What the task requires:
Will you print the material below without altering a single character?

Records supplied:
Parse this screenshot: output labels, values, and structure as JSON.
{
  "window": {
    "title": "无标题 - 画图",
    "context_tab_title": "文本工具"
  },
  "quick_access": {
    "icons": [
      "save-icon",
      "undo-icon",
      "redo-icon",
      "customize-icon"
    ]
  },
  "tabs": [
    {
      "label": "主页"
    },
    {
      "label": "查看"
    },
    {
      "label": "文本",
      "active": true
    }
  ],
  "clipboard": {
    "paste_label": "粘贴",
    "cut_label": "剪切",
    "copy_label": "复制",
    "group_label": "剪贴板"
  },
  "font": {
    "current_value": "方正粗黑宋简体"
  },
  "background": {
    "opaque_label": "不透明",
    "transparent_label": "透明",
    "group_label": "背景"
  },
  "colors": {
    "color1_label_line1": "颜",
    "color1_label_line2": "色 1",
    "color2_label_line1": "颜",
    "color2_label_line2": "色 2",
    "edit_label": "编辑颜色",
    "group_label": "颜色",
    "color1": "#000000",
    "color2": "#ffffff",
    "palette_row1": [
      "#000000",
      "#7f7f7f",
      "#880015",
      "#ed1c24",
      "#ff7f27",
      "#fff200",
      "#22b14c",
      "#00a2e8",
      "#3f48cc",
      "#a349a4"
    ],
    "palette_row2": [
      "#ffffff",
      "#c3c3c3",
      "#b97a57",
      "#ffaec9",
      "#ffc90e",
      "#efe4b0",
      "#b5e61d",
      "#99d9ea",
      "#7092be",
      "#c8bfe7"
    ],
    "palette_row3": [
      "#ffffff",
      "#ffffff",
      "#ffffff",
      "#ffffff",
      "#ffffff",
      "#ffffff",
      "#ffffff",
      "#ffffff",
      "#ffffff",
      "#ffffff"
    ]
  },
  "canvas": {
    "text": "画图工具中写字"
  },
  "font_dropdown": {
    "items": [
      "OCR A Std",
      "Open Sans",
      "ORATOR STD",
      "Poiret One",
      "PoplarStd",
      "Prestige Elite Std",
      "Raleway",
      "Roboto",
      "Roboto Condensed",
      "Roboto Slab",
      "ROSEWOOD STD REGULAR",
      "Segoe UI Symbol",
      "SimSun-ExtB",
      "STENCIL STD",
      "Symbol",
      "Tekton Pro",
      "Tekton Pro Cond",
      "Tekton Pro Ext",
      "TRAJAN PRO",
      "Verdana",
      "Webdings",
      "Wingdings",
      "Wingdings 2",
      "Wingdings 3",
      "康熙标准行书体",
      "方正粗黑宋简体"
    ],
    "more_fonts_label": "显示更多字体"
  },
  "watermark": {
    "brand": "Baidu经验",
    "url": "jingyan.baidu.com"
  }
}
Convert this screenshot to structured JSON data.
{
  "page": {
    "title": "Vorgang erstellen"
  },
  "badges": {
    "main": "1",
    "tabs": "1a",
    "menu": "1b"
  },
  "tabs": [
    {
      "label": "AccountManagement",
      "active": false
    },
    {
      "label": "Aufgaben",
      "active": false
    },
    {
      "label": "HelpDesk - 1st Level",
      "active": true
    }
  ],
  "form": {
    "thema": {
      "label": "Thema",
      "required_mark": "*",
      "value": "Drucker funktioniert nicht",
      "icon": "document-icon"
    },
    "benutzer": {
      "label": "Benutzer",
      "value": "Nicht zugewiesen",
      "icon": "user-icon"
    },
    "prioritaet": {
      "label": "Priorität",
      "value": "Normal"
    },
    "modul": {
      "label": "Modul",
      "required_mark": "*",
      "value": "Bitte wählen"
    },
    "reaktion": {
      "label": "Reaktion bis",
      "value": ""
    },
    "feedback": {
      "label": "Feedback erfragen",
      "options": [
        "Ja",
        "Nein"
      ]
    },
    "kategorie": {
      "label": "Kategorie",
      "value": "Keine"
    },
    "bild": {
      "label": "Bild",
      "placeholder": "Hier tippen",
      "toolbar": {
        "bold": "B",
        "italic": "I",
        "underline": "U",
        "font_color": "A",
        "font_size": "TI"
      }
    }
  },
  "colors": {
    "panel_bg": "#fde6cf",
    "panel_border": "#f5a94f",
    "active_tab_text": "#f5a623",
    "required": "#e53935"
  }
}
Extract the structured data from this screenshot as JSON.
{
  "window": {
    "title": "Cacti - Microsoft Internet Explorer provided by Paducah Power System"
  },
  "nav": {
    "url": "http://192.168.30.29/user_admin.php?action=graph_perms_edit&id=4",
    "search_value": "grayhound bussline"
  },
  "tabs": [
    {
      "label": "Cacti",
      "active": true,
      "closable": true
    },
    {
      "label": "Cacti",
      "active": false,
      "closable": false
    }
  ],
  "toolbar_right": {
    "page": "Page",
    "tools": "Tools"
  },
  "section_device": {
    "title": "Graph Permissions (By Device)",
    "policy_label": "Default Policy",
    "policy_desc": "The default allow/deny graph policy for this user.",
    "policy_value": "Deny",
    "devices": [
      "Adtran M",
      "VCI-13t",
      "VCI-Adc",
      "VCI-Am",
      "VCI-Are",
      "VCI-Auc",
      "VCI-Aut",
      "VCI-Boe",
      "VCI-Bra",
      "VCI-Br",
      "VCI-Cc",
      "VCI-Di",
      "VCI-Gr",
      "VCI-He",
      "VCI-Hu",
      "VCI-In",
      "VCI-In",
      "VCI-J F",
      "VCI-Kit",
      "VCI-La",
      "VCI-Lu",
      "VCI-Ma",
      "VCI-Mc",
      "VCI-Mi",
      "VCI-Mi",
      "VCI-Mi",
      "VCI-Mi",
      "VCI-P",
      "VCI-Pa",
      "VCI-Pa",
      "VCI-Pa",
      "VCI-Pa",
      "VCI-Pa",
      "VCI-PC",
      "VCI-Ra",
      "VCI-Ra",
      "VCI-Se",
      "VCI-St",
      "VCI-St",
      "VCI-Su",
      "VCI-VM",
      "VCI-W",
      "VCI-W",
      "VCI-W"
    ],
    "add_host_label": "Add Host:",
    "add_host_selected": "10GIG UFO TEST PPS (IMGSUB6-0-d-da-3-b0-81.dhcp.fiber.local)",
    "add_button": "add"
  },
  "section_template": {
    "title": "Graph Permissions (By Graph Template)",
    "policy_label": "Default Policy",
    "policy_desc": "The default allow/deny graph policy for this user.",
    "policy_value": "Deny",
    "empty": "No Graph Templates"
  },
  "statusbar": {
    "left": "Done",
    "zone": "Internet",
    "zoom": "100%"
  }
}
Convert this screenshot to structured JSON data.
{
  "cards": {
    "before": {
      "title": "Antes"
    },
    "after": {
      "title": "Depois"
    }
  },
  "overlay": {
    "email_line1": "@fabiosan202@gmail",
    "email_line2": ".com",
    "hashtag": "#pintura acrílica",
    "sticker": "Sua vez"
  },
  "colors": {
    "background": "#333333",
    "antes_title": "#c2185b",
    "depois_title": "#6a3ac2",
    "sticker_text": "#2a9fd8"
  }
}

Solution to the problem:
Parse this screenshot: output labels, values, and structure as JSON.
{
  "window": {
    "title": "无标题 - 画图",
    "context_tab_title": "文本工具"
  },
  "quick_access": {
    "icons": [
      "save-icon",
      "undo-icon",
      "redo-icon",
      "customize-icon"
    ]
  },
  "tabs": [
    {
      "label": "主页"
    },
    {
      "label": "查看"
    },
    {
      "label": "文本",
      "active": true
    }
  ],
  "clipboard": {
    "paste_label": "粘贴",
    "cut_label": "剪切",
    "copy_label": "复制",
    "group_label": "剪贴板"
  },
  "font": {
    "current_value": "方正粗黑宋简体"
  },
  "background": {
    "opaque_label": "不透明",
    "transparent_label": "透明",
    "group_label": "背景"
  },
  "colors": {
    "color1_label_line1": "颜",
    "color1_label_line2": "色 1",
    "color2_label_line1": "颜",
    "color2_label_line2": "色 2",
    "edit_label": "编辑颜色",
    "group_label": "颜色",
    "color1": "#000000",
    "color2": "#ffffff",
    "palette_row1": [
      "#000000",
      "#7f7f7f",
      "#880015",
      "#ed1c24",
      "#ff7f27",
      "#fff200",
      "#22b14c",
      "#00a2e8",
      "#3f48cc",
      "#a349a4"
    ],
    "palette_row2": [
      "#ffffff",
      "#c3c3c3",
      "#b97a57",
      "#ffaec9",
      "#ffc90e",
      "#efe4b0",
      "#b5e61d",
      "#99d9ea",
      "#7092be",
      "#c8bfe7"
    ],
    "palette_row3": [
      "#ffffff",
      "#ffffff",
      "#ffffff",
      "#ffffff",
      "#ffffff",
      "#ffffff",
      "#ffffff",
      "#ffffff",
      "#ffffff",
      "#ffffff"
    ]
  },
  "canvas": {
    "text": "画图工具中写字"
  },
  "font_dropdown": {
    "items": [
      "OCR A Std",
      "Open Sans",
      "ORATOR STD",
      "Poiret One",
      "PoplarStd",
      "Prestige Elite Std",
      "Raleway",
      "Roboto",
      "Roboto Condensed",
      "Roboto Slab",
      "ROSEWOOD STD REGULAR",
      "Segoe UI Symbol",
      "SimSun-ExtB",
      "STENCIL STD",
      "Symbol",
      "Tekton Pro",
      "Tekton Pro Cond",
      "Tekton Pro Ext",
      "TRAJAN PRO",
      "Verdana",
      "Webdings",
      "Wingdings",
      "Wingdings 2",
      "Wingdings 3",
      "康熙标准行书体",
      "方正粗黑宋简体"
    ],
    "more_fonts_label": "显示更多字体"
  },
  "watermark": {
    "brand": "Baidu经验",
    "url": "jingyan.baidu.com"
  }
}
Convert this screenshot to structured JSON data.
{
  "page": {
    "title": "Vorgang erstellen"
  },
  "badges": {
    "main": "1",
    "tabs": "1a",
    "menu": "1b"
  },
  "tabs": [
    {
      "label": "AccountManagement",
      "active": false
    },
    {
      "label": "Aufgaben",
      "active": false
    },
    {
      "label": "HelpDesk - 1st Level",
      "active": true
    }
  ],
  "form": {
    "thema": {
      "label": "Thema",
      "required_mark": "*",
      "value": "Drucker funktioniert nicht",
      "icon": "document-icon"
    },
    "benutzer": {
      "label": "Benutzer",
      "value": "Nicht zugewiesen",
      "icon": "user-icon"
    },
    "prioritaet": {
      "label": "Priorität",
      "value": "Normal"
    },
    "modul": {
      "label": "Modul",
      "required_mark": "*",
      "value": "Bitte wählen"
    },
    "reaktion": {
      "label": "Reaktion bis",
      "value": ""
    },
    "feedback": {
      "label": "Feedback erfragen",
      "options": [
        "Ja",
        "Nein"
      ]
    },
    "kategorie": {
      "label": "Kategorie",
      "value": "Keine"
    },
    "bild": {
      "label": "Bild",
      "placeholder": "Hier tippen",
      "toolbar": {
        "bold": "B",
        "italic": "I",
        "underline": "U",
        "font_color": "A",
        "font_size": "TI"
      }
    }
  },
  "colors": {
    "panel_bg": "#fde6cf",
    "panel_border": "#f5a94f",
    "active_tab_text": "#f5a623",
    "required": "#e53935"
  }
}
Extract the structured data from this screenshot as JSON.
{
  "window": {
    "title": "Cacti - Microsoft Internet Explorer provided by Paducah Power System"
  },
  "nav": {
    "url": "http://192.168.30.29/user_admin.php?action=graph_perms_edit&id=4",
    "search_value": "grayhound bussline"
  },
  "tabs": [
    {
      "label": "Cacti",
      "active": true,
      "closable": true
    },
    {
      "label": "Cacti",
      "active": false,
      "closable": false
    }
  ],
  "toolbar_right": {
    "page": "Page",
    "tools": "Tools"
  },
  "section_device": {
    "title": "Graph Permissions (By Device)",
    "policy_label": "Default Policy",
    "policy_desc": "The default allow/deny graph policy for this user.",
    "policy_value": "Deny",
    "devices": [
      "Adtran M",
      "VCI-13t",
      "VCI-Adc",
      "VCI-Am",
      "VCI-Are",
      "VCI-Auc",
      "VCI-Aut",
      "VCI-Boe",
      "VCI-Bra",
      "VCI-Br",
      "VCI-Cc",
      "VCI-Di",
      "VCI-Gr",
      "VCI-He",
      "VCI-Hu",
      "VCI-In",
      "VCI-In",
      "VCI-J F",
      "VCI-Kit",
      "VCI-La",
      "VCI-Lu",
      "VCI-Ma",
      "VCI-Mc",
      "VCI-Mi",
      "VCI-Mi",
      "VCI-Mi",
      "VCI-Mi",
      "VCI-P",
      "VCI-Pa",
      "VCI-Pa",
      "VCI-Pa",
      "VCI-Pa",
      "VCI-Pa",
      "VCI-PC",
      "VCI-Ra",
      "VCI-Ra",
      "VCI-Se",
      "VCI-St",
      "VCI-St",
      "VCI-Su",
      "VCI-VM",
      "VCI-W",
      "VCI-W",
      "VCI-W"
    ],
    "add_host_label": "Add Host:",
    "add_host_selected": "10GIG UFO TEST PPS (IMGSUB6-0-d-da-3-b0-81.dhcp.fiber.local)",
    "add_button": "add"
  },
  "section_template": {
    "title": "Graph Permissions (By Graph Template)",
    "policy_label": "Default Policy",
    "policy_desc": "The default allow/deny graph policy for this user.",
    "policy_value": "Deny",
    "empty": "No Graph Templates"
  },
  "statusbar": {
    "left": "Done",
    "zone": "Internet",
    "zoom": "100%"
  }
}
Convert this screenshot to structured JSON data.
{
  "cards": {
    "before": {
      "title": "Antes"
    },
    "after": {
      "title": "Depois"
    }
  },
  "overlay": {
    "email_line1": "@fabiosan202@gmail",
    "email_line2": ".com",
    "hashtag": "#pintura acrílica",
    "sticker": "Sua vez"
  },
  "colors": {
    "background": "#333333",
    "antes_title": "#c2185b",
    "depois_title": "#6a3ac2",
    "sticker_text": "#2a9fd8"
  }
}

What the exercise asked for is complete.